_Task description_
Restate the records that follow word for word; no pictures should appear.

_Record excerpts_
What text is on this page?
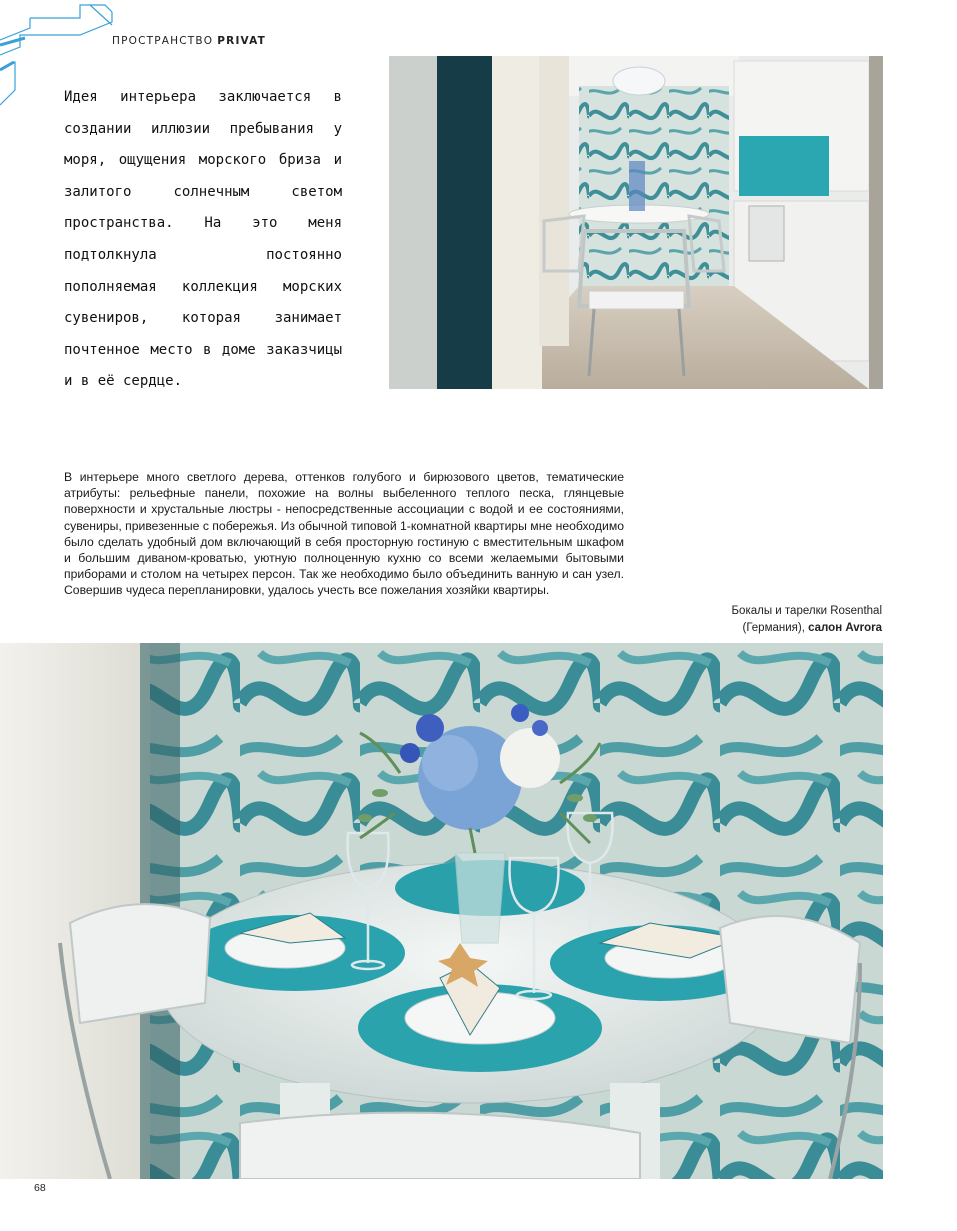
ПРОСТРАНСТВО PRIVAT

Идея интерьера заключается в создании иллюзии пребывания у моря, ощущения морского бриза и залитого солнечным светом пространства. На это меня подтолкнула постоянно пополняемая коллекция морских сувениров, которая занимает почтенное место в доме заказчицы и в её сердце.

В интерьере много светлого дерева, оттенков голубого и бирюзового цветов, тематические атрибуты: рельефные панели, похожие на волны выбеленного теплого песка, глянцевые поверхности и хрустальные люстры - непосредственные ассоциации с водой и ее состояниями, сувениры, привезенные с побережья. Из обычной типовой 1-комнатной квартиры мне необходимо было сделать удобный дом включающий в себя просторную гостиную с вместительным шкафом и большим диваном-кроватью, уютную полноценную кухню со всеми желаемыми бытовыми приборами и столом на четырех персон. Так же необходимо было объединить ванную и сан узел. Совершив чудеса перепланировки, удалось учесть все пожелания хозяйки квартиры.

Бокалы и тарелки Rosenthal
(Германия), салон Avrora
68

_Correct answer_
What text is on this page?
ПРОСТРАНСТВО PRIVAT

Идея интерьера заключается в создании иллюзии пребывания у моря, ощущения морского бриза и залитого солнечным светом пространства. На это меня подтолкнула постоянно пополняемая коллекция морских сувениров, которая занимает почтенное место в доме заказчицы и в её сердце.

В интерьере много светлого дерева, оттенков голубого и бирюзового цветов, тематические атрибуты: рельефные панели, похожие на волны выбеленного теплого песка, глянцевые поверхности и хрустальные люстры - непосредственные ассоциации с водой и ее состояниями, сувениры, привезенные с побережья. Из обычной типовой 1-комнатной квартиры мне необходимо было сделать удобный дом включающий в себя просторную гостиную с вместительным шкафом и большим диваном-кроватью, уютную полноценную кухню со всеми желаемыми бытовыми приборами и столом на четырех персон. Так же необходимо было объединить ванную и сан узел. Совершив чудеса перепланировки, удалось учесть все пожелания хозяйки квартиры.

Бокалы и тарелки Rosenthal
(Германия), салон Avrora
68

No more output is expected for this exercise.